Requirements: Each line containing the word "name" needs to be copied.

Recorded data

>> Begin

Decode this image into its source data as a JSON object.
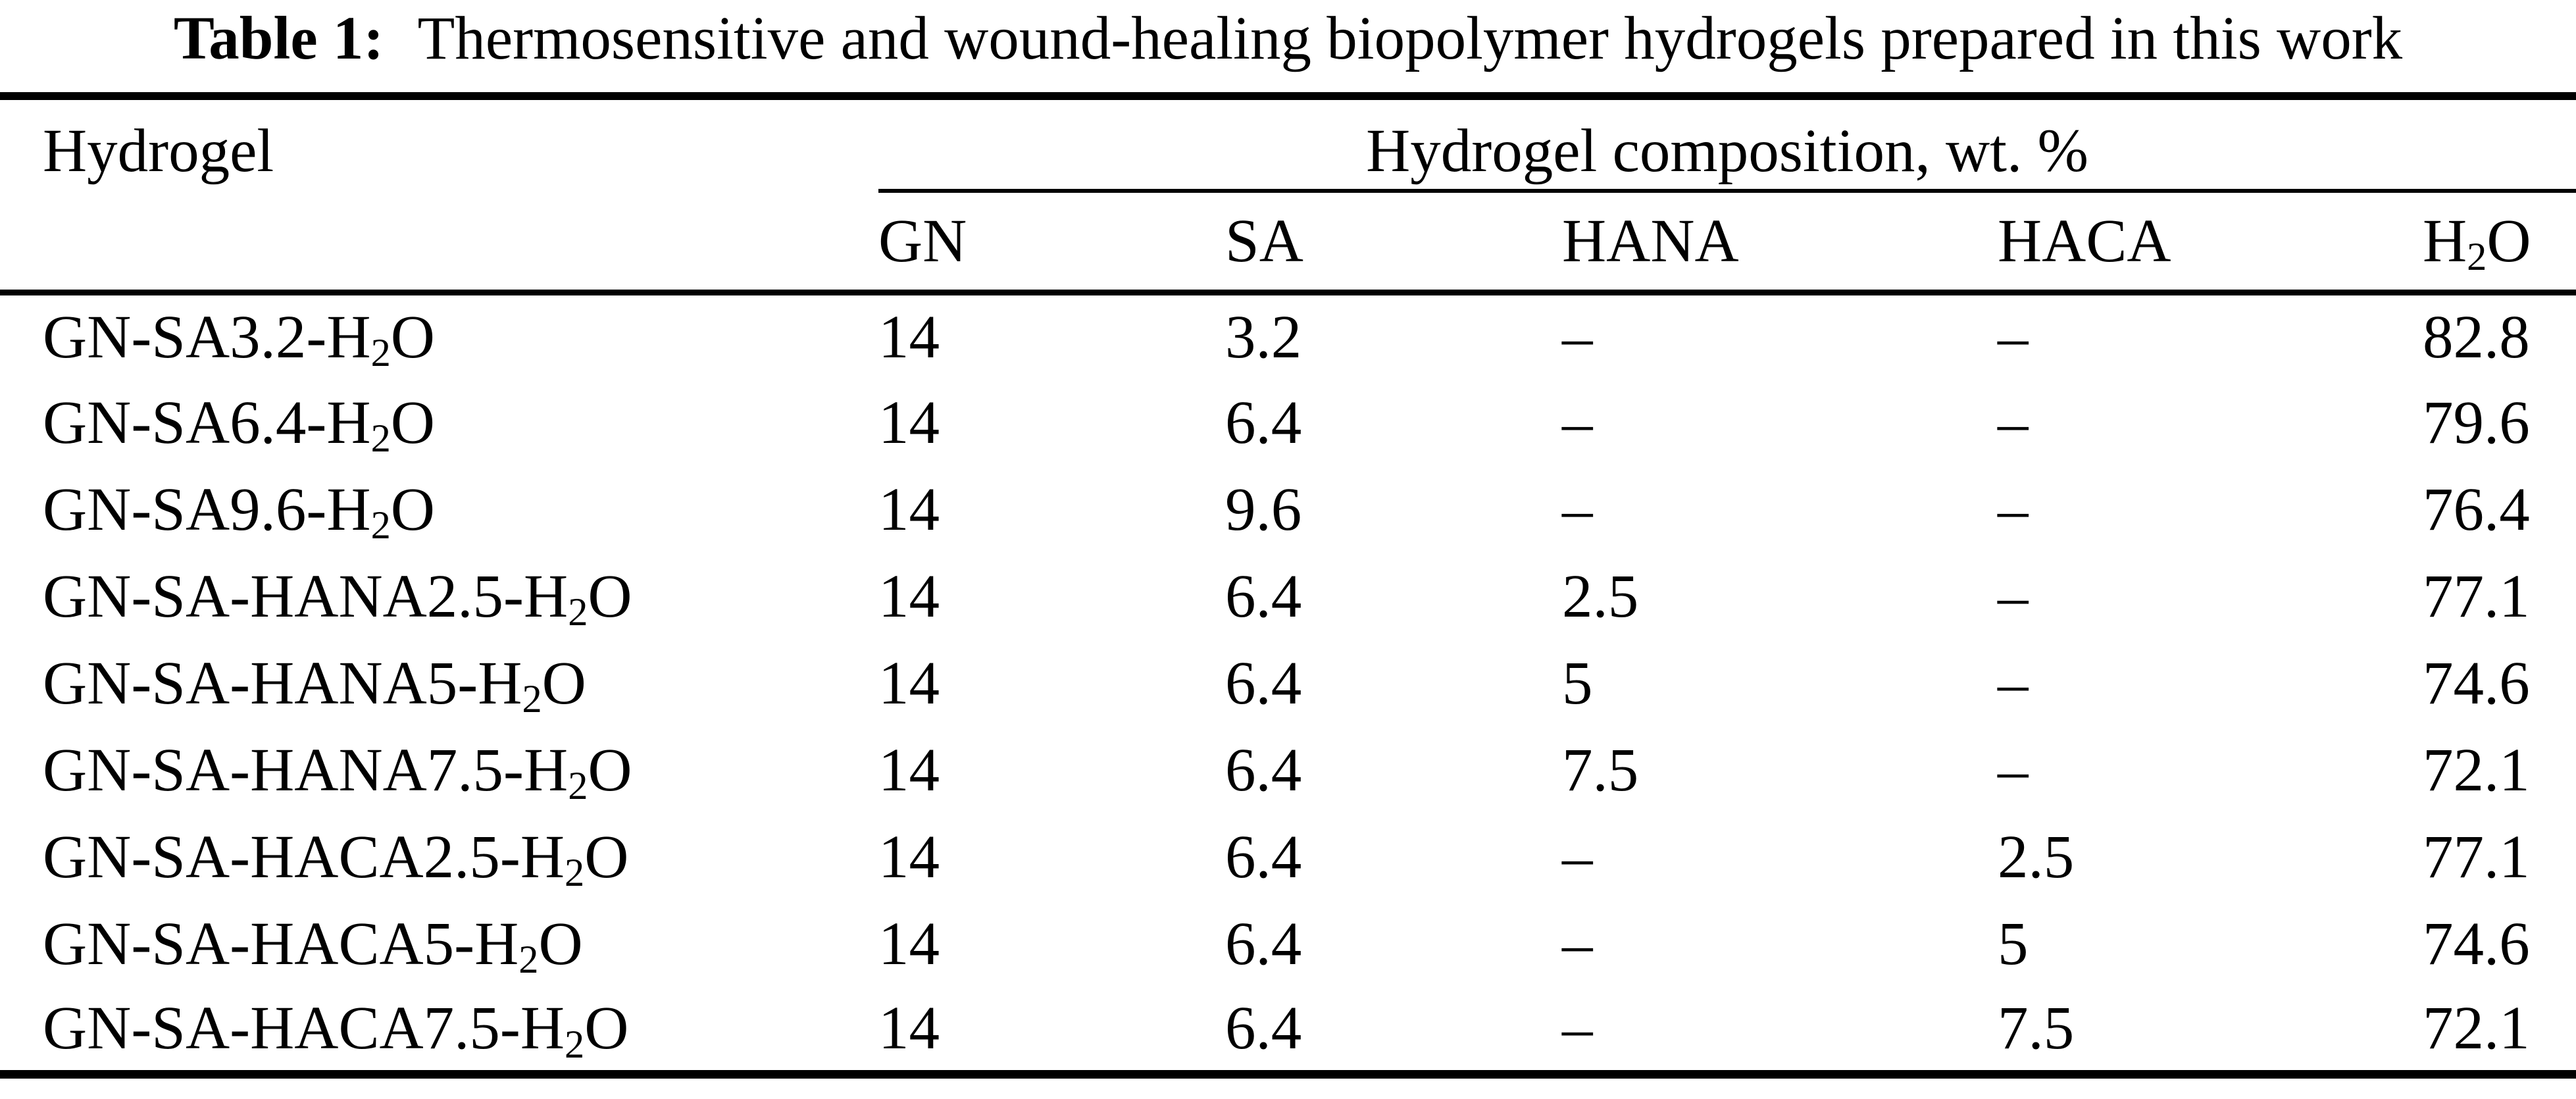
{
  "title": {
    "label": "Table 1:",
    "text": "Thermosensitive and wound-healing biopolymer hydrogels prepared in this work"
  },
  "colors": {
    "text": "#000000",
    "background": "#ffffff",
    "rules": "#000000"
  },
  "table": {
    "row_header": "Hydrogel",
    "group_header": "Hydrogel composition, wt. %",
    "columns": [
      "GN",
      "SA",
      "HANA",
      "HACA",
      "H~2~O"
    ],
    "rows": [
      {
        "name": "GN-SA3.2-H~2~O",
        "gn": "14",
        "sa": "3.2",
        "hana": "–",
        "haca": "–",
        "h2o": "82.8"
      },
      {
        "name": "GN-SA6.4-H~2~O",
        "gn": "14",
        "sa": "6.4",
        "hana": "–",
        "haca": "–",
        "h2o": "79.6"
      },
      {
        "name": "GN-SA9.6-H~2~O",
        "gn": "14",
        "sa": "9.6",
        "hana": "–",
        "haca": "–",
        "h2o": "76.4"
      },
      {
        "name": "GN-SA-HANA2.5-H~2~O",
        "gn": "14",
        "sa": "6.4",
        "hana": "2.5",
        "haca": "–",
        "h2o": "77.1"
      },
      {
        "name": "GN-SA-HANA5-H~2~O",
        "gn": "14",
        "sa": "6.4",
        "hana": "5",
        "haca": "–",
        "h2o": "74.6"
      },
      {
        "name": "GN-SA-HANA7.5-H~2~O",
        "gn": "14",
        "sa": "6.4",
        "hana": "7.5",
        "haca": "–",
        "h2o": "72.1"
      },
      {
        "name": "GN-SA-HACA2.5-H~2~O",
        "gn": "14",
        "sa": "6.4",
        "hana": "–",
        "haca": "2.5",
        "h2o": "77.1"
      },
      {
        "name": "GN-SA-HACA5-H~2~O",
        "gn": "14",
        "sa": "6.4",
        "hana": "–",
        "haca": "5",
        "h2o": "74.6"
      },
      {
        "name": "GN-SA-HACA7.5-H~2~O",
        "gn": "14",
        "sa": "6.4",
        "hana": "–",
        "haca": "7.5",
        "h2o": "72.1"
      }
    ]
  }
}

>> End

Correct result:
        "name": "GN-SA3.2-H~2~O",
        "name": "GN-SA6.4-H~2~O",
        "name": "GN-SA9.6-H~2~O",
        "name": "GN-SA-HANA2.5-H~2~O",
        "name": "GN-SA-HANA5-H~2~O",
        "name": "GN-SA-HANA7.5-H~2~O",
        "name": "GN-SA-HACA2.5-H~2~O",
        "name": "GN-SA-HACA5-H~2~O",
        "name": "GN-SA-HACA7.5-H~2~O",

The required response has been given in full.